[Extracts from a graphics dataset]

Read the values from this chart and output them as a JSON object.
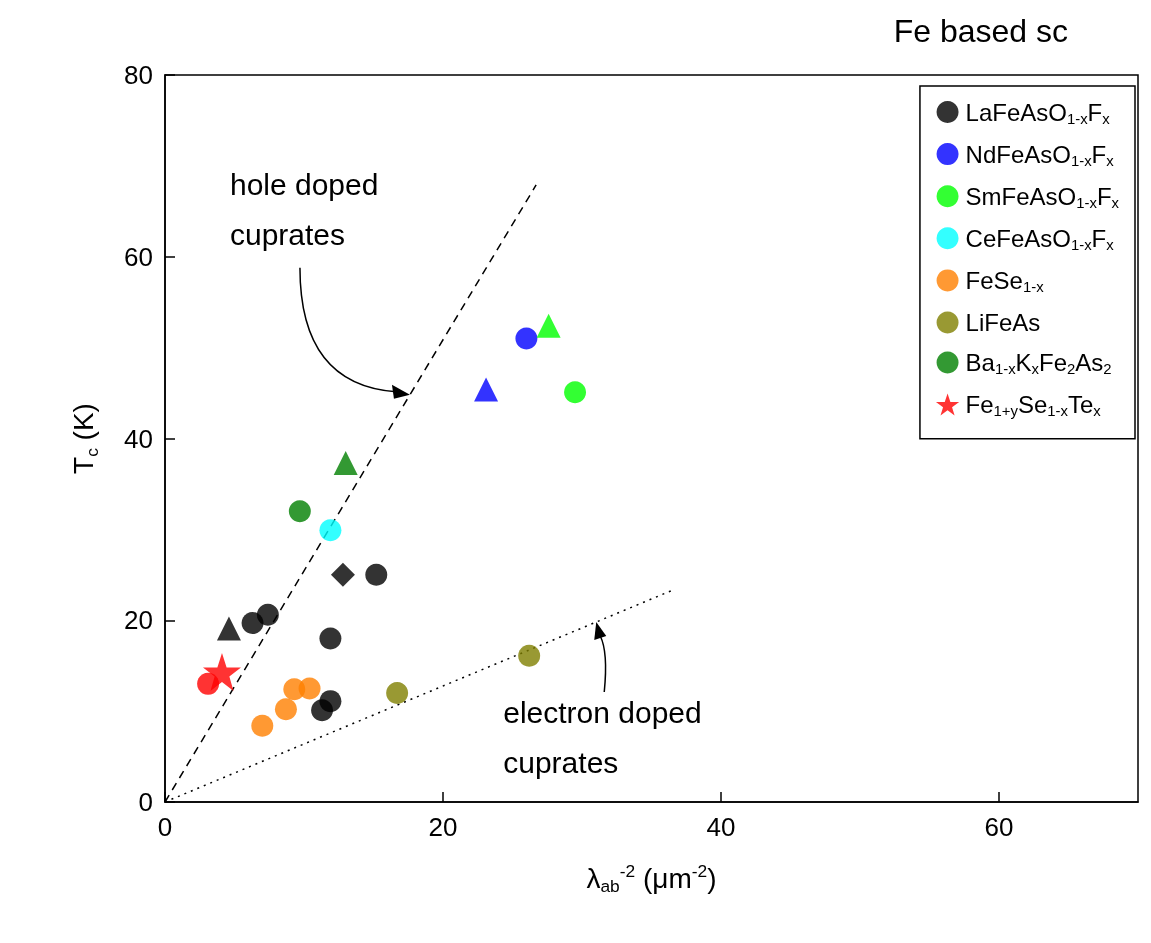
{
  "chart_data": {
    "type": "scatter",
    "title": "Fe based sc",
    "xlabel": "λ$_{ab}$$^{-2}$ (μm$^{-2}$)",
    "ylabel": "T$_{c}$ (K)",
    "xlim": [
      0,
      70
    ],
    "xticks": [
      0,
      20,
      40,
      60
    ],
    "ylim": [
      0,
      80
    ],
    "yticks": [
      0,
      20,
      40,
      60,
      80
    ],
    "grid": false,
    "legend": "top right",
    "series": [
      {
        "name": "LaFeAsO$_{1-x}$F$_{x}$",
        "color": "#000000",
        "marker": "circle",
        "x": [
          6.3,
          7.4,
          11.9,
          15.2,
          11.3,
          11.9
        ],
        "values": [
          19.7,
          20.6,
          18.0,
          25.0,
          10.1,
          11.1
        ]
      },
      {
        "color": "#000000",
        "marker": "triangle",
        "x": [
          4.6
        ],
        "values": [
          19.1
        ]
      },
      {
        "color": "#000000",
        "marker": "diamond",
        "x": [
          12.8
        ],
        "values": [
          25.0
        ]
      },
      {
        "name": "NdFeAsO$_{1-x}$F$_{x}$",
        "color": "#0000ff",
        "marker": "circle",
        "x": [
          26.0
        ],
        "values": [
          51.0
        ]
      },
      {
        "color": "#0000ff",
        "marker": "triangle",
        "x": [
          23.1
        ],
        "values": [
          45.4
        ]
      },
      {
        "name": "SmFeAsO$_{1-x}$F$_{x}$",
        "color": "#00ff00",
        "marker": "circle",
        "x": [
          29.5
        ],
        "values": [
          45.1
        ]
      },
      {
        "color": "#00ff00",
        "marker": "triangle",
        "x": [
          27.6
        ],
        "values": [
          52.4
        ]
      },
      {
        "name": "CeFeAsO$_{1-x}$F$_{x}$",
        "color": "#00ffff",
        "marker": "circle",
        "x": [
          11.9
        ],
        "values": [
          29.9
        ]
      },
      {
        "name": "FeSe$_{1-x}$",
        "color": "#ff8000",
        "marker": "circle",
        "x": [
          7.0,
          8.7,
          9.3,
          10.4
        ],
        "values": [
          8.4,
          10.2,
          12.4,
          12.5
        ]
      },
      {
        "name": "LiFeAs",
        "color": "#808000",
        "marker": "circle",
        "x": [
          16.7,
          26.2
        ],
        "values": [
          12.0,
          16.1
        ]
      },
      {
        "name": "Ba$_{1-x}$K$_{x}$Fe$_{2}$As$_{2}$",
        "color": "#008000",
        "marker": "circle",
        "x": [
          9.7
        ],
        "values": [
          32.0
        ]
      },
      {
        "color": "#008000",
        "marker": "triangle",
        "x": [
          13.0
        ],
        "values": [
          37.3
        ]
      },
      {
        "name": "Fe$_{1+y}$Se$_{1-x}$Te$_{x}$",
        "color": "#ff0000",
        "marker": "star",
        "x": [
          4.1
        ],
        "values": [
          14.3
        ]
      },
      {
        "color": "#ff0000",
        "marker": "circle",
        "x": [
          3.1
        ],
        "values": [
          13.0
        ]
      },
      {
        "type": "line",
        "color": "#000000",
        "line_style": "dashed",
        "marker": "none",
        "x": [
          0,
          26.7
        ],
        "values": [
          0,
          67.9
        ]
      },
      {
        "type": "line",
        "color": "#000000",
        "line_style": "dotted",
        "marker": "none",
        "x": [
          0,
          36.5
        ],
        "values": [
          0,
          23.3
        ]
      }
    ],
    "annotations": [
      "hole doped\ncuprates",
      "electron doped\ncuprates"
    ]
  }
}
==
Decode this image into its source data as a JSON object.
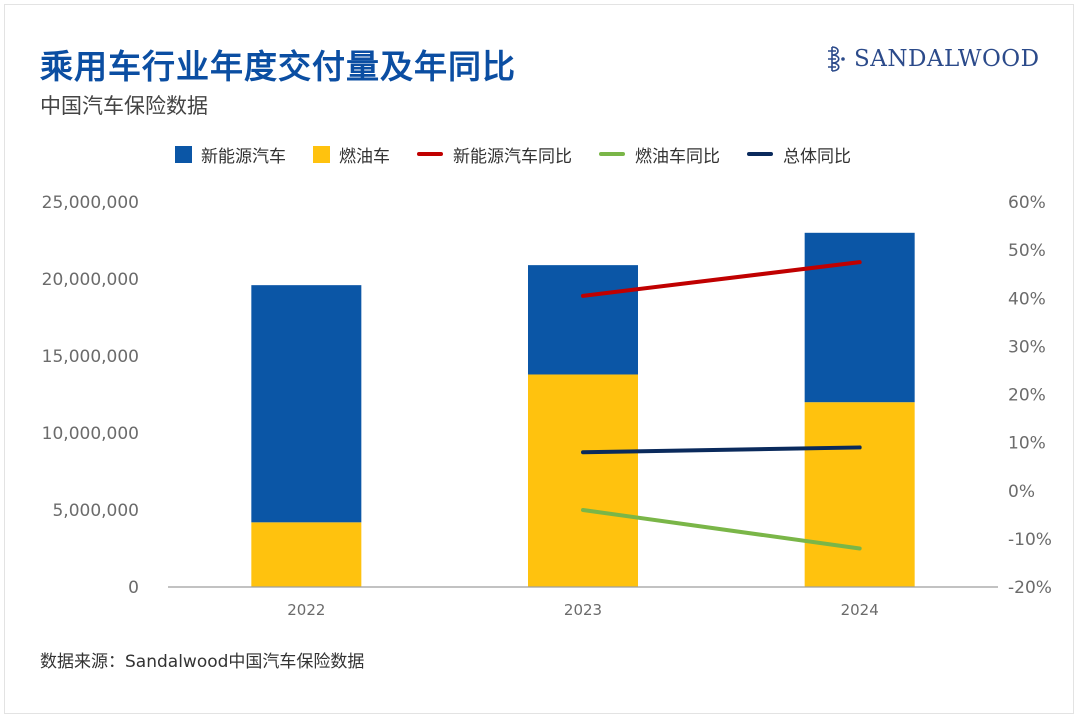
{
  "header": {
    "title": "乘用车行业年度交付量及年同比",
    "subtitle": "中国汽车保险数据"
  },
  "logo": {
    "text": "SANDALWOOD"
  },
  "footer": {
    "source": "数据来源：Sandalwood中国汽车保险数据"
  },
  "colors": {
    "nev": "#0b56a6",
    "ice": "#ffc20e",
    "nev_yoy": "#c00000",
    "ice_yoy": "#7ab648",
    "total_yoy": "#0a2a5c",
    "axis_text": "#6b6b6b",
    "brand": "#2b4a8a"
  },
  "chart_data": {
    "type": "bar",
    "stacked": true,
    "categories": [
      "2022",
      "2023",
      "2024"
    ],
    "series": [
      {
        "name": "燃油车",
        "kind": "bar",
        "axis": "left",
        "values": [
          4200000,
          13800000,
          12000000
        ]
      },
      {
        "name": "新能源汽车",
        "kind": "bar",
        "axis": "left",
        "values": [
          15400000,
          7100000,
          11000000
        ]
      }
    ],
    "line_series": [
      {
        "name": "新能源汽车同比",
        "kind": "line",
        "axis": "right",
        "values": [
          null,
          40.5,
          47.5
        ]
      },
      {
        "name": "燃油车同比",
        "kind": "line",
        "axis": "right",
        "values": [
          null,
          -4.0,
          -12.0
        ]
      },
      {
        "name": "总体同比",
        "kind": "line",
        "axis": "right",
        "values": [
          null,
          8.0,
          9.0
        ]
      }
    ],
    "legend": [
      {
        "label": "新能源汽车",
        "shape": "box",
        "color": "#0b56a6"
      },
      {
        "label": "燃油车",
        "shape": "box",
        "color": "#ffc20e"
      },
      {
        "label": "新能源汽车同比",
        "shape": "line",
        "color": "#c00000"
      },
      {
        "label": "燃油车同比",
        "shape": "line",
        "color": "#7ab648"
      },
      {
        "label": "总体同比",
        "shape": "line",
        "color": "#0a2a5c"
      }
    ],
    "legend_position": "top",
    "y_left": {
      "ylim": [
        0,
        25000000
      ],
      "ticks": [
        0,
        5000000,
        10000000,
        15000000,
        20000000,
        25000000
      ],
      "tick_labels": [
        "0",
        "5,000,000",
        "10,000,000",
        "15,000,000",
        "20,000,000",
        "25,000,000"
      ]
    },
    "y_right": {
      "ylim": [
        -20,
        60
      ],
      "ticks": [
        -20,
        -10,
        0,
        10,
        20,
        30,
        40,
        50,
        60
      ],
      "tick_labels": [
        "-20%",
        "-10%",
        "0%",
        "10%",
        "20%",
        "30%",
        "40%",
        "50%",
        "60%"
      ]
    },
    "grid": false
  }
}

Requirements: Pick out all lines from the data above in which the word "doped" appears.

Solution to the problem:
      "hole doped\ncuprates",
      "electron doped\ncuprates"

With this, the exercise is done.